ZITIERTER ABSCHNITT:

══════════════════════════════

Als der Anfruf vom Aachener Domkapitel kam, wie überrascht waren Sie?'
Mourad: Die Einladung an mich kam durch den Assistenten des Wallfahrtsleiters, Franz-Josef Staat: „Es wäre schön, wenn Du mit dabei bist, es wäre schön, wenn Du uns dabei unterstützen könntest hier für den Katschhof ein Kulturprogramm zu konzipieren und zu organisieren.“ Ich muss ganz ehrlich sagen, es gibt schlimmere Aufgaben. Ich empfinde Dankbarkeit. Ihr werdet ja sehen, was ihr davon habt. (lacht)

Gab's keine Bedenken, für die katholische Kirche einen Auftrag anzunehmen?Mourad: Es gibt ja diesen Witz: Es gibt kein Problem mit dem Glauben, aber mit dem Bodenpersonal. Aber Spaß bei Seite (lacht). Nein, es gab keine Skepsis. Bei mir hat sich nie ein Zweifel geregt - ganz im Gegenteil. Es ist immer einfach - natürlich auch nicht ganz zu unrecht - auf die Kirche zu schimpfen, sie zu kritisieren, aber man kann auch versuchen, Dinge besser zu machen und das kann man eigentlich nur, wenn man mitmacht.

Sind sie selbst ein gläubiger Mensch?

══════════════════════════════

AUFGABENSTELLUNG: Was sollte Mourad laut dem Interview für den Katschhof konzipieren und organisieren? Die Auflistung hat hierfür keine Bedeutung.

Auszug aus dem Datensatz
══════════════════════════════

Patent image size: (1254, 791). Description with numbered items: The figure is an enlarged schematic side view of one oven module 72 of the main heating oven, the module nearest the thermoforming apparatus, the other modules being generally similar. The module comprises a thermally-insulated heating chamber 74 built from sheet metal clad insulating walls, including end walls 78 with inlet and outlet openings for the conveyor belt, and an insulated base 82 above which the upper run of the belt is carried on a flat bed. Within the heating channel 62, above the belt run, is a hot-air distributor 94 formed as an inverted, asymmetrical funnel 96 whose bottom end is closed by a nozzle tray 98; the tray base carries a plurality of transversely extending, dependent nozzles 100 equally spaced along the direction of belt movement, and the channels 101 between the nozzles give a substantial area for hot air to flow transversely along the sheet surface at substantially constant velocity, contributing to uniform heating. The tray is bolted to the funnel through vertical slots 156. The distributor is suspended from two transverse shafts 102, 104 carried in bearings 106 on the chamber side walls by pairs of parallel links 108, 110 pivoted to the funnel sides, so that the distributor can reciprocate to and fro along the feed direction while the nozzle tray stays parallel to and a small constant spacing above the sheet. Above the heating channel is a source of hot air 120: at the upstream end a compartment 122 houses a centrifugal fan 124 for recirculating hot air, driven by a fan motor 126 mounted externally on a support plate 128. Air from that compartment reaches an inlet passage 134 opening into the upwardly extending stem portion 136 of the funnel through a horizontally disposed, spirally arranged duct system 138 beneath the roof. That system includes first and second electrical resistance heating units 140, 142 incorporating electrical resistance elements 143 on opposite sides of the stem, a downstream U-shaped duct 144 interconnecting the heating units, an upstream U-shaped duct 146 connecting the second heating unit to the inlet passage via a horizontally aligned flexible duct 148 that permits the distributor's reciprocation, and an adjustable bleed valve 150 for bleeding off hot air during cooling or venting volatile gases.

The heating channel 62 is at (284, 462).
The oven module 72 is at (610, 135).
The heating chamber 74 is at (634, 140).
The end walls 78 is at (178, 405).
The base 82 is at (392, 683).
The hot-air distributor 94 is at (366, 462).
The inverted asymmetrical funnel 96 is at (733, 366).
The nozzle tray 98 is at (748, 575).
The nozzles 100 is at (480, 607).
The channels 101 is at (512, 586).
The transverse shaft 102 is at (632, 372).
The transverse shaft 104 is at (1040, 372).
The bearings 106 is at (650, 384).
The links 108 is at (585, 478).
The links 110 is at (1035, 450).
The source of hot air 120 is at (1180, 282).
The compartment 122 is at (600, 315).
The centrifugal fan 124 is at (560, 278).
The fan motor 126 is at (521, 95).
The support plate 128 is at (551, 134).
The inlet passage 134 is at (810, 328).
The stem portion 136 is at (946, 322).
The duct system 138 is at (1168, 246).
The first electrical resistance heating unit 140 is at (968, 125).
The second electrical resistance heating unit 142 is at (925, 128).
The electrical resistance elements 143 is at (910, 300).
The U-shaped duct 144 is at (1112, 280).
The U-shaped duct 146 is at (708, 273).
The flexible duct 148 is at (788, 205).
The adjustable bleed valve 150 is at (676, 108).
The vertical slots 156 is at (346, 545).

══════════════════════════════

LÖSUNG: Ein Kulturprogramm.